→ **THE REQUEST**
Copy the data word for word, keeping every line.

-=-=-=-=-

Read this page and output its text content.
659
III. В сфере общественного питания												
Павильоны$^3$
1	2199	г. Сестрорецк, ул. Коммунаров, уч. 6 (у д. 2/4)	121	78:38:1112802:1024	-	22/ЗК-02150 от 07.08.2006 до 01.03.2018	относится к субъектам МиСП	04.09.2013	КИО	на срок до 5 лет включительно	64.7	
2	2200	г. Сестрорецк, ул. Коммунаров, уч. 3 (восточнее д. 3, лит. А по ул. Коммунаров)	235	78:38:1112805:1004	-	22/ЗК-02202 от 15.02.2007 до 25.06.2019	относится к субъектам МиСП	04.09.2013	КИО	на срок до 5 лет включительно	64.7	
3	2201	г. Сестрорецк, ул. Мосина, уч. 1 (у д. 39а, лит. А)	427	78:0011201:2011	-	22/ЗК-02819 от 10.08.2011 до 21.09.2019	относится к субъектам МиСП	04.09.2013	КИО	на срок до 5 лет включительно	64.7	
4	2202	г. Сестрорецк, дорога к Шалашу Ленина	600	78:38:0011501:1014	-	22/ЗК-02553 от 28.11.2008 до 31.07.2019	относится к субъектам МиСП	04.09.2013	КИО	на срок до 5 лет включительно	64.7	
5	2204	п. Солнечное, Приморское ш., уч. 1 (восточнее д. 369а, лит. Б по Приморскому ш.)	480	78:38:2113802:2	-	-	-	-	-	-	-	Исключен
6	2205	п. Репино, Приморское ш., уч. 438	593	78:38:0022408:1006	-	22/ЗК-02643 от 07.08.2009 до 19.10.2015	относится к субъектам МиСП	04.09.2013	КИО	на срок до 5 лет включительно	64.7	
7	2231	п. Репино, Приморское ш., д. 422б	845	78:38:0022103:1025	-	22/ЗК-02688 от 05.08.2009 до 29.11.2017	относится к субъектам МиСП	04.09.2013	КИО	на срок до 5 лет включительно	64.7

-=-=-=-=-

→ **FULL ANSWER**
Read this page and output its text content.
659
III. В сфере общественного питания												
Павильоны$^3$
1	2199	г. Сестрорецк, ул. Коммунаров, уч. 6 (у д. 2/4)	121	78:38:1112802:1024	-	22/ЗК-02150 от 07.08.2006 до 01.03.2018	относится к субъектам МиСП	04.09.2013	КИО	на срок до 5 лет включительно	64.7	
2	2200	г. Сестрорецк, ул. Коммунаров, уч. 3 (восточнее д. 3, лит. А по ул. Коммунаров)	235	78:38:1112805:1004	-	22/ЗК-02202 от 15.02.2007 до 25.06.2019	относится к субъектам МиСП	04.09.2013	КИО	на срок до 5 лет включительно	64.7	
3	2201	г. Сестрорецк, ул. Мосина, уч. 1 (у д. 39а, лит. А)	427	78:0011201:2011	-	22/ЗК-02819 от 10.08.2011 до 21.09.2019	относится к субъектам МиСП	04.09.2013	КИО	на срок до 5 лет включительно	64.7	
4	2202	г. Сестрорецк, дорога к Шалашу Ленина	600	78:38:0011501:1014	-	22/ЗК-02553 от 28.11.2008 до 31.07.2019	относится к субъектам МиСП	04.09.2013	КИО	на срок до 5 лет включительно	64.7	
5	2204	п. Солнечное, Приморское ш., уч. 1 (восточнее д. 369а, лит. Б по Приморскому ш.)	480	78:38:2113802:2	-	-	-	-	-	-	-	Исключен
6	2205	п. Репино, Приморское ш., уч. 438	593	78:38:0022408:1006	-	22/ЗК-02643 от 07.08.2009 до 19.10.2015	относится к субъектам МиСП	04.09.2013	КИО	на срок до 5 лет включительно	64.7	
7	2231	п. Репино, Приморское ш., д. 422б	845	78:38:0022103:1025	-	22/ЗК-02688 от 05.08.2009 до 29.11.2017	относится к субъектам МиСП	04.09.2013	КИО	на срок до 5 лет включительно	64.7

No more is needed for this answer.